#### EXTRACTED MATERIAL ####

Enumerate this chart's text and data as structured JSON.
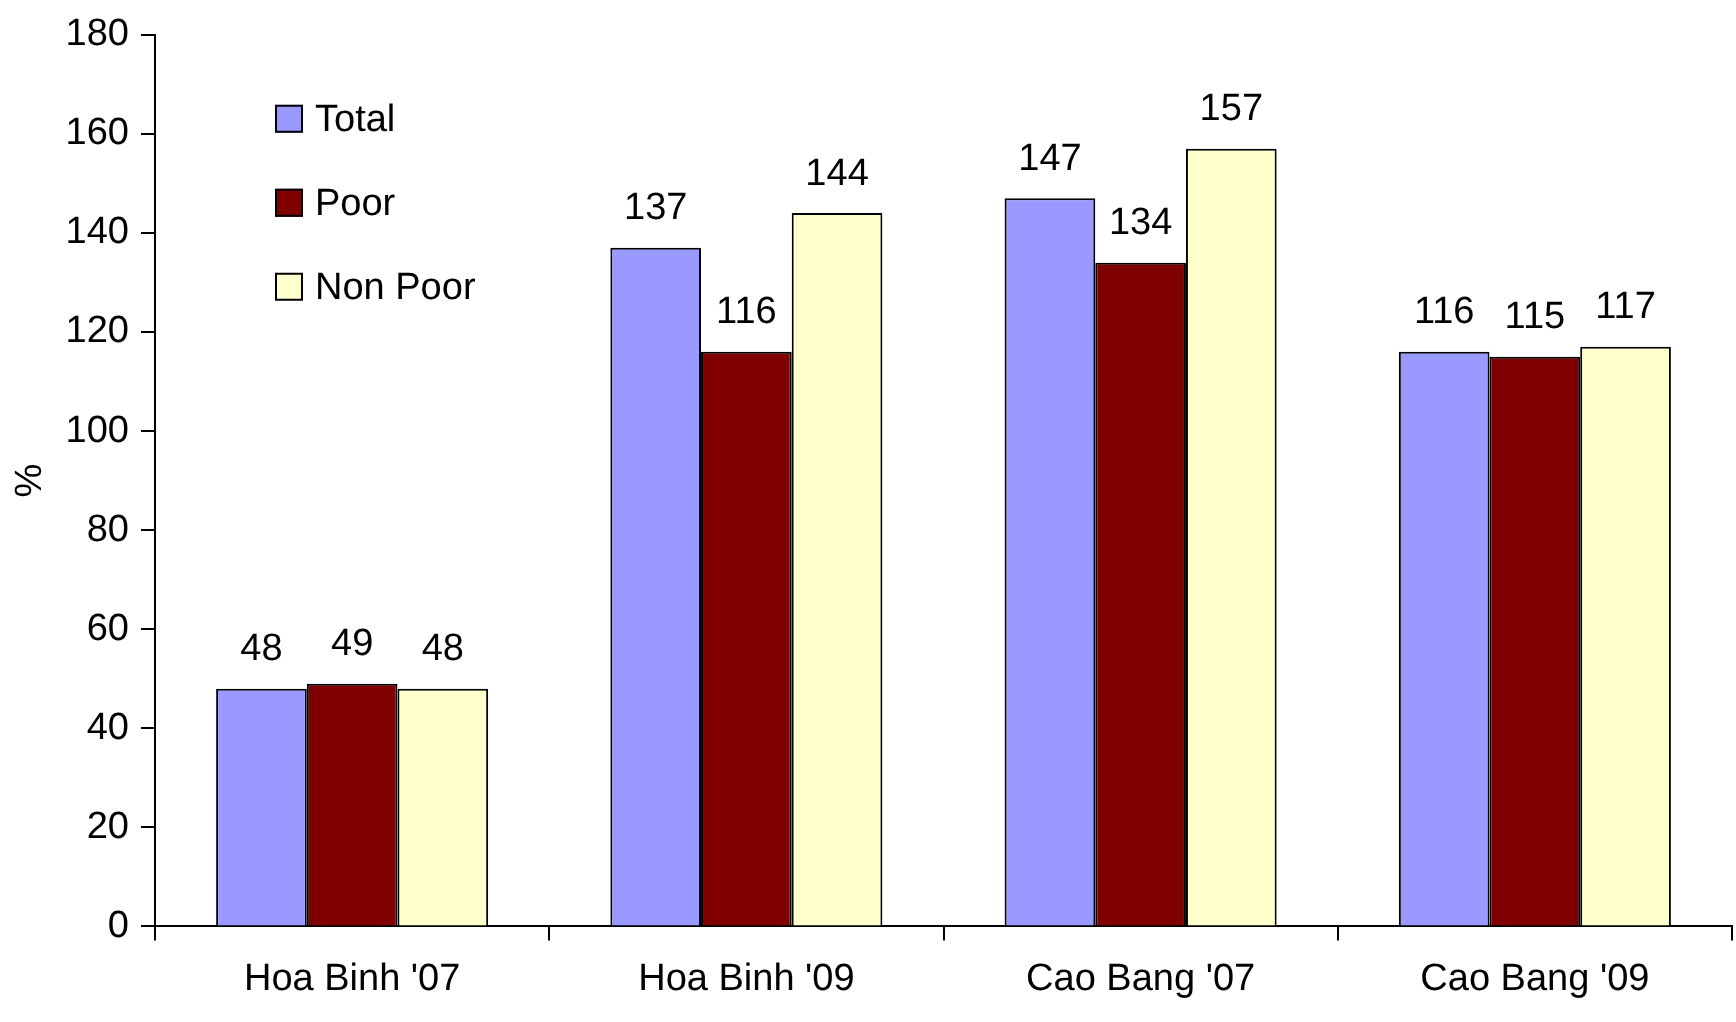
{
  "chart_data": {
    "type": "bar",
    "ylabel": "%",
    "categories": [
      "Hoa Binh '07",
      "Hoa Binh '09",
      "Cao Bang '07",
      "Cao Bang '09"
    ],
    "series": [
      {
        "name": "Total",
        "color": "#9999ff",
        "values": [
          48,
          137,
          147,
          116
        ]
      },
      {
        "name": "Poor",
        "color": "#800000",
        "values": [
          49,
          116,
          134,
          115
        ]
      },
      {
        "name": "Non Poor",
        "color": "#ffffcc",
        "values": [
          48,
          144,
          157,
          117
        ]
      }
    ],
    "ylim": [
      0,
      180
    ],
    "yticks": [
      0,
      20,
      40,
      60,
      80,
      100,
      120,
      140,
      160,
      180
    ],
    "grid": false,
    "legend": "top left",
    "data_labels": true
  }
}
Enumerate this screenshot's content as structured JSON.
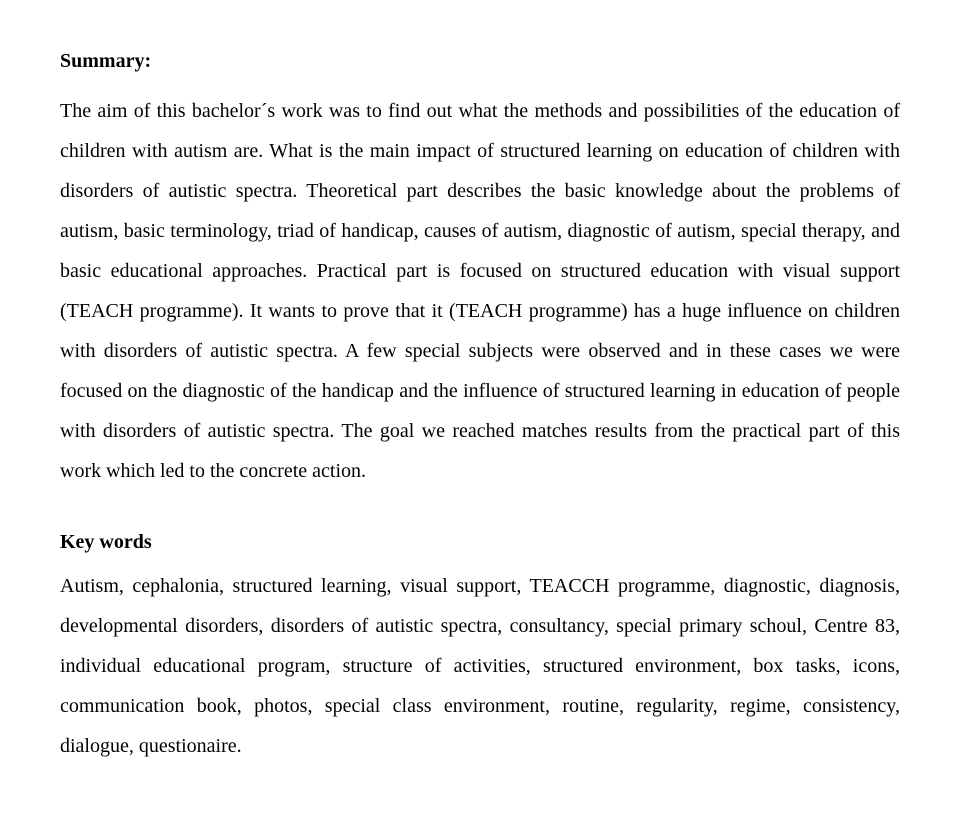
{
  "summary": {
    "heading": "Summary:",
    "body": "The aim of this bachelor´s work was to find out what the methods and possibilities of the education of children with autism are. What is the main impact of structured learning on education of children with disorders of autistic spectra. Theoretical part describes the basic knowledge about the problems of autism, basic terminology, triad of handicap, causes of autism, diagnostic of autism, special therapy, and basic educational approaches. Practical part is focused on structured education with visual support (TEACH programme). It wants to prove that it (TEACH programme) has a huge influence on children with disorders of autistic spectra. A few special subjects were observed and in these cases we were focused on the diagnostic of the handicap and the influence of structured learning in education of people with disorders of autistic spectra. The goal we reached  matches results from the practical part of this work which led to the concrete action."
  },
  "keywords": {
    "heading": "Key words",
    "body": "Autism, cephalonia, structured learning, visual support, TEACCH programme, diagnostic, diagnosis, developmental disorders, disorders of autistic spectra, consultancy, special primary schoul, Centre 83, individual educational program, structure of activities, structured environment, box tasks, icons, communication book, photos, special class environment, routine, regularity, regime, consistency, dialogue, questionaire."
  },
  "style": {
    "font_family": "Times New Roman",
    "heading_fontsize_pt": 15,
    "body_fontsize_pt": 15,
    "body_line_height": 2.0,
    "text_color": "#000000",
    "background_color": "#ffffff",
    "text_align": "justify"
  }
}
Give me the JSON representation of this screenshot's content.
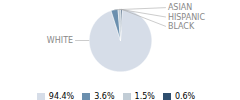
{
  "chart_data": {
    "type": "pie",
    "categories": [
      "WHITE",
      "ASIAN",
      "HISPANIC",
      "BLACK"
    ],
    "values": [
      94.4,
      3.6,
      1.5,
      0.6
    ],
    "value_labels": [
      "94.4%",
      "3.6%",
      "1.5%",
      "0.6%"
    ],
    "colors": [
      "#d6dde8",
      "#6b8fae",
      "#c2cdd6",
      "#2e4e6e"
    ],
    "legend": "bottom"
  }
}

####

WHAT NEEDS TO BE DONE: Repeat the entries exactly. Pictures are excluded from the copy.

RESPONSE TO THIS TASK:
Enumerate this chart's text and data as structured JSON.
{
  "chart_data": {
    "type": "bar",
    "ylabel": "%",
    "categories": [
      "Hoa Binh '07",
      "Hoa Binh '09",
      "Cao Bang '07",
      "Cao Bang '09"
    ],
    "series": [
      {
        "name": "Total",
        "color": "#9999ff",
        "values": [
          48,
          137,
          147,
          116
        ]
      },
      {
        "name": "Poor",
        "color": "#800000",
        "values": [
          49,
          116,
          134,
          115
        ]
      },
      {
        "name": "Non Poor",
        "color": "#ffffcc",
        "values": [
          48,
          144,
          157,
          117
        ]
      }
    ],
    "ylim": [
      0,
      180
    ],
    "yticks": [
      0,
      20,
      40,
      60,
      80,
      100,
      120,
      140,
      160,
      180
    ],
    "grid": false,
    "legend": "top left",
    "data_labels": true
  }
}
Enumerate this screenshot's content as structured JSON.
{
  "summary": {
    "heading": "Summary:",
    "body": "The aim of this bachelor´s work was to find out what the methods and possibilities of the education of children with autism are. What is the main impact of structured learning on education of children with disorders of autistic spectra. Theoretical part describes the basic knowledge about the problems of autism, basic terminology, triad of handicap, causes of autism, diagnostic of autism, special therapy, and basic educational approaches. Practical part is focused on structured education with visual support (TEACH programme). It wants to prove that it (TEACH programme) has a huge influence on children with disorders of autistic spectra. A few special subjects were observed and in these cases we were focused on the diagnostic of the handicap and the influence of structured learning in education of people with disorders of autistic spectra. The goal we reached  matches results from the practical part of this work which led to the concrete action."
  },
  "keywords": {
    "heading": "Key words",
    "body": "Autism, cephalonia, structured learning, visual support, TEACCH programme, diagnostic, diagnosis, developmental disorders, disorders of autistic spectra, consultancy, special primary schoul, Centre 83, individual educational program, structure of activities, structured environment, box tasks, icons, communication book, photos, special class environment, routine, regularity, regime, consistency, dialogue, questionaire."
  },
  "style": {
    "font_family": "Times New Roman",
    "heading_fontsize_pt": 15,
    "body_fontsize_pt": 15,
    "body_line_height": 2.0,
    "text_color": "#000000",
    "background_color": "#ffffff",
    "text_align": "justify"
  }
}
Give me the JSON representation of this screenshot's content.
{
  "chart_data": {
    "type": "pie",
    "categories": [
      "WHITE",
      "ASIAN",
      "HISPANIC",
      "BLACK"
    ],
    "values": [
      94.4,
      3.6,
      1.5,
      0.6
    ],
    "value_labels": [
      "94.4%",
      "3.6%",
      "1.5%",
      "0.6%"
    ],
    "colors": [
      "#d6dde8",
      "#6b8fae",
      "#c2cdd6",
      "#2e4e6e"
    ],
    "legend": "bottom"
  }
}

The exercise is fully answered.